**MATERIAL FOR THE TASK:**
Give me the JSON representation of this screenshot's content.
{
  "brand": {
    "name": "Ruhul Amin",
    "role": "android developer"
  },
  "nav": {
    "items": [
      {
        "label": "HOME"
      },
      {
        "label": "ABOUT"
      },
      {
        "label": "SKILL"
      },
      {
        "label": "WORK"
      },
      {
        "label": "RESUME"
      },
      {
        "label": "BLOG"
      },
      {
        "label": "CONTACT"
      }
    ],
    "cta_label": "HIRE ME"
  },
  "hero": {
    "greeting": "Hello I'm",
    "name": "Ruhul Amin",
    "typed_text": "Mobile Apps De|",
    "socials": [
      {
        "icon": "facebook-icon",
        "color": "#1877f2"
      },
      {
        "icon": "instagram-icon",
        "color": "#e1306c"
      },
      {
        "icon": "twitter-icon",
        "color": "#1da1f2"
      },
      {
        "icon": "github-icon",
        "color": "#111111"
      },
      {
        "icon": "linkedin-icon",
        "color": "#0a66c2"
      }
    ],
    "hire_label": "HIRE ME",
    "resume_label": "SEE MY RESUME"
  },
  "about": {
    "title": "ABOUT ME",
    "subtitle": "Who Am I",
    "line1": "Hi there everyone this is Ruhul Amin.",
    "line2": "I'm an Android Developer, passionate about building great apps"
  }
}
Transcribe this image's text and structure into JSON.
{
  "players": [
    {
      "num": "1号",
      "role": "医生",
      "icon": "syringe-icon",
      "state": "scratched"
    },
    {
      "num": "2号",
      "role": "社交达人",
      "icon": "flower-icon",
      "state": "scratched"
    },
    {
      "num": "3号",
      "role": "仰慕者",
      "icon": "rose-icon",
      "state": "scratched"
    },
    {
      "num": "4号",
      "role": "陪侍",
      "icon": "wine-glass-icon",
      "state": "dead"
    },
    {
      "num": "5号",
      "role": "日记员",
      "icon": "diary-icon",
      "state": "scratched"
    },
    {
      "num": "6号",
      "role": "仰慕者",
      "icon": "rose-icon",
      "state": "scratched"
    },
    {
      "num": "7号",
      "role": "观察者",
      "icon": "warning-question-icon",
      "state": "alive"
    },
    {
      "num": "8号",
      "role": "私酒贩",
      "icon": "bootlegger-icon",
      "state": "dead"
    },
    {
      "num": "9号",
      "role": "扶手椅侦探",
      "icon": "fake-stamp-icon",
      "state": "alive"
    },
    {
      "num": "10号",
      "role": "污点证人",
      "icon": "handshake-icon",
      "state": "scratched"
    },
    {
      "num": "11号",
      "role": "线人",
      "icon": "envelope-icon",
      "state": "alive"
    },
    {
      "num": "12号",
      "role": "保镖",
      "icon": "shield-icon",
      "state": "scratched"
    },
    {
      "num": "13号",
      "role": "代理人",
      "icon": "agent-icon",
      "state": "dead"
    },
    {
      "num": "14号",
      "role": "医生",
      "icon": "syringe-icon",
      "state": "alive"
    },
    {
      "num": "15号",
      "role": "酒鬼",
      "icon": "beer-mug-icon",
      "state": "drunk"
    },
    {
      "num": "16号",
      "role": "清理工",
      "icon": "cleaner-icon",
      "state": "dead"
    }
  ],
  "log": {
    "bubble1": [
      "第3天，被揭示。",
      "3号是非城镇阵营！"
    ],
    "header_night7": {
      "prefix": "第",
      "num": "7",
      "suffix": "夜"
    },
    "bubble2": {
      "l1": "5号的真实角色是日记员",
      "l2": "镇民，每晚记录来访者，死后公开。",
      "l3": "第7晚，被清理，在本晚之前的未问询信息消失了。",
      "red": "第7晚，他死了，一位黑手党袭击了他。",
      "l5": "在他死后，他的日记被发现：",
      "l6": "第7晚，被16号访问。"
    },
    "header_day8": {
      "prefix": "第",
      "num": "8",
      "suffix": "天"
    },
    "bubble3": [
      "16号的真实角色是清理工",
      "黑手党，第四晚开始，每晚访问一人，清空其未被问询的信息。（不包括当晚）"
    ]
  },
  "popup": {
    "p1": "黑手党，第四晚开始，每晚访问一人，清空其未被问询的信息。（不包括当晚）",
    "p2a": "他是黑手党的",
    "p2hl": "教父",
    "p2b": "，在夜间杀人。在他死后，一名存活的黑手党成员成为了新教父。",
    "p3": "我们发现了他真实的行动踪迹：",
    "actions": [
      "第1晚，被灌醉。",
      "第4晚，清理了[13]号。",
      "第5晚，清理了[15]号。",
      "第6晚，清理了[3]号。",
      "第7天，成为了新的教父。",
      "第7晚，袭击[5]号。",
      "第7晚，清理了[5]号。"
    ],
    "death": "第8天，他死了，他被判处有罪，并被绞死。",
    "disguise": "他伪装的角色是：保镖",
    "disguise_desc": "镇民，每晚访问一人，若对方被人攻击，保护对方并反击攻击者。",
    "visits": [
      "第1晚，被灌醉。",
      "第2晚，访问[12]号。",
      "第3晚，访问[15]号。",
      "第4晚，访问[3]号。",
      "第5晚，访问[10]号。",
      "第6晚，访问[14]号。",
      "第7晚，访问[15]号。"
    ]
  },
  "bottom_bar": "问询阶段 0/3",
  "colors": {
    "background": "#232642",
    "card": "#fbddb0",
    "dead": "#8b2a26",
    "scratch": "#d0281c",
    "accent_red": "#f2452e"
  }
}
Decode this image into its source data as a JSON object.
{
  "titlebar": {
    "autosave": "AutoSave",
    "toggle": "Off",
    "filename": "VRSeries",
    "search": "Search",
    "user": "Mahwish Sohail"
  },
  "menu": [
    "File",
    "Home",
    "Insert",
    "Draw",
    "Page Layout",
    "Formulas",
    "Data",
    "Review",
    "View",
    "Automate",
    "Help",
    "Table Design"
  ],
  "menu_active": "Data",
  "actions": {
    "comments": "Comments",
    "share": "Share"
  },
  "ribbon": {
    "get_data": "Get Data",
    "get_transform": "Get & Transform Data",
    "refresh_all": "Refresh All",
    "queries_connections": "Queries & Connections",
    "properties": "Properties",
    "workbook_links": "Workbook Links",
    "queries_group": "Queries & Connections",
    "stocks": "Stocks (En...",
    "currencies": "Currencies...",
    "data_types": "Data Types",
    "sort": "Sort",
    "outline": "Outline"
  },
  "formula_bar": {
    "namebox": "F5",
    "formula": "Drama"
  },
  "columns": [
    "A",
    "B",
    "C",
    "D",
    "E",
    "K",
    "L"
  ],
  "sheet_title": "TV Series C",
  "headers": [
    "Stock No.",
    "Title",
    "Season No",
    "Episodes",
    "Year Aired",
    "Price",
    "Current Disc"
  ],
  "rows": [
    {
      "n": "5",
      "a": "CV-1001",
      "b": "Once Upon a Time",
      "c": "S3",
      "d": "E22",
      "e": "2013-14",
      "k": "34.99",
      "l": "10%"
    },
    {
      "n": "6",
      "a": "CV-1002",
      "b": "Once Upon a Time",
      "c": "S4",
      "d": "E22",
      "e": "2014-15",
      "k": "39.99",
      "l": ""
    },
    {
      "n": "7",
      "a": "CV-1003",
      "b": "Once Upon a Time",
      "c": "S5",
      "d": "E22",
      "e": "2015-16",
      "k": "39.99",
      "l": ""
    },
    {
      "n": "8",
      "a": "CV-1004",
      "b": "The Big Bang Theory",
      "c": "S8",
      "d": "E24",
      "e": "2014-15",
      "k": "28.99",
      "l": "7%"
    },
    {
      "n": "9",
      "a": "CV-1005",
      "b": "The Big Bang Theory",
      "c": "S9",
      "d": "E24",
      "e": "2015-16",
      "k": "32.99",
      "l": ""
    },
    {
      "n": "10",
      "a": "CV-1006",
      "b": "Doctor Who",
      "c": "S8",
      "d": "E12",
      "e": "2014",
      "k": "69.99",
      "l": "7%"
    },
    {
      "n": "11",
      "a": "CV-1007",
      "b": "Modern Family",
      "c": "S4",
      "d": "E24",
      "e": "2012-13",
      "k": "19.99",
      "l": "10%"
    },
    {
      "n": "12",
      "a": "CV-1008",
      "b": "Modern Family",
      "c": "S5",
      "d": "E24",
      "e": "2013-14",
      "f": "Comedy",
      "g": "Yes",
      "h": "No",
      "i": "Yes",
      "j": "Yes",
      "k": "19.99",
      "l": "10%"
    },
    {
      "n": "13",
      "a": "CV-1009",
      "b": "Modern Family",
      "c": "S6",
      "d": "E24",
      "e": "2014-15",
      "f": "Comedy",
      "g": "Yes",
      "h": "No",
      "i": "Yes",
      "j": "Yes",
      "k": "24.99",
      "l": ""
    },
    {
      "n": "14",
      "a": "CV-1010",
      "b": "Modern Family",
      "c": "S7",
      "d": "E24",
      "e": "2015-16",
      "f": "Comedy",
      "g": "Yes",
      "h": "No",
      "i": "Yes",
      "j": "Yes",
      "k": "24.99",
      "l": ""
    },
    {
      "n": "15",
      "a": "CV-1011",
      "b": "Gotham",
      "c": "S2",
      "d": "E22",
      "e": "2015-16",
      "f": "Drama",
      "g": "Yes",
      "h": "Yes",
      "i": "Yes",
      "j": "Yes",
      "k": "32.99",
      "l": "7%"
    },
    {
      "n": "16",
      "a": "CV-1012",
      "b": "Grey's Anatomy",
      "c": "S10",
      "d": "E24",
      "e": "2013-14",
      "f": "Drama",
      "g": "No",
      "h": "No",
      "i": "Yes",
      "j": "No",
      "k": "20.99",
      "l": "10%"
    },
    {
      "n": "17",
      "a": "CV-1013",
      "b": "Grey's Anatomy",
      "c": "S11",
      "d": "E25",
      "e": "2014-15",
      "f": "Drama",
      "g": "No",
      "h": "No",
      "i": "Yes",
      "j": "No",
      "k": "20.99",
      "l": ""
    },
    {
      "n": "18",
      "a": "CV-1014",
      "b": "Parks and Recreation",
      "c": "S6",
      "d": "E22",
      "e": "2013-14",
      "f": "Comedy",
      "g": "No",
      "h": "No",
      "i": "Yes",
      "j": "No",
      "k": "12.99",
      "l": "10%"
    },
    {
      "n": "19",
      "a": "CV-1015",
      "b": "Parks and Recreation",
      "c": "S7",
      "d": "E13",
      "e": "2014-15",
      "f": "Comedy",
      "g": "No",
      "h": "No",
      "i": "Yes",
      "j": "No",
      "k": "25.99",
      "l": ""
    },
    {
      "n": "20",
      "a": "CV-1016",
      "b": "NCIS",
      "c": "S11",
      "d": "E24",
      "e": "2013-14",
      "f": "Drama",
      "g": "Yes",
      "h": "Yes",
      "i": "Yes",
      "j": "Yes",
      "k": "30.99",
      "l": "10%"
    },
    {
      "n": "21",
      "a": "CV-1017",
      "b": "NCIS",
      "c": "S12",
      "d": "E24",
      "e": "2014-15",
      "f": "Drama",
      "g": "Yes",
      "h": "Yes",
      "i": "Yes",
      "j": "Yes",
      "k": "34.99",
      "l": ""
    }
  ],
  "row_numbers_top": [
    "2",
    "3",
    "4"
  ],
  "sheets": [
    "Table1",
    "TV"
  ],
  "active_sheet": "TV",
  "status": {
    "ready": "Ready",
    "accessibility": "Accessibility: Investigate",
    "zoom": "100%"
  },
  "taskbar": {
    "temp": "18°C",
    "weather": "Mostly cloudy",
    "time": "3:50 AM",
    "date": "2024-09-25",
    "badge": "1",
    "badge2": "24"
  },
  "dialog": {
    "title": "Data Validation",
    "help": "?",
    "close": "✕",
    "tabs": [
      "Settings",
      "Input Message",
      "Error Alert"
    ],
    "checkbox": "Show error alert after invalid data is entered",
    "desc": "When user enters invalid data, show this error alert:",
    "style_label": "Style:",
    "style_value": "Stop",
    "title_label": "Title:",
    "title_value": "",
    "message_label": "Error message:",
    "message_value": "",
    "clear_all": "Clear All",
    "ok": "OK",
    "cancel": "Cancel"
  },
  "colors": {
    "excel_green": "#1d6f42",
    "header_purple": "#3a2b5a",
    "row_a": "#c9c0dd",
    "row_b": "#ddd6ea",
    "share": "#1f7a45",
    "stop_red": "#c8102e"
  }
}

**STATED PROBLEM:** Copy all the lines above that hold the string "Connections".

**THE REPLY:**
    "queries_connections": "Queries & Connections",
    "queries_group": "Queries & Connections",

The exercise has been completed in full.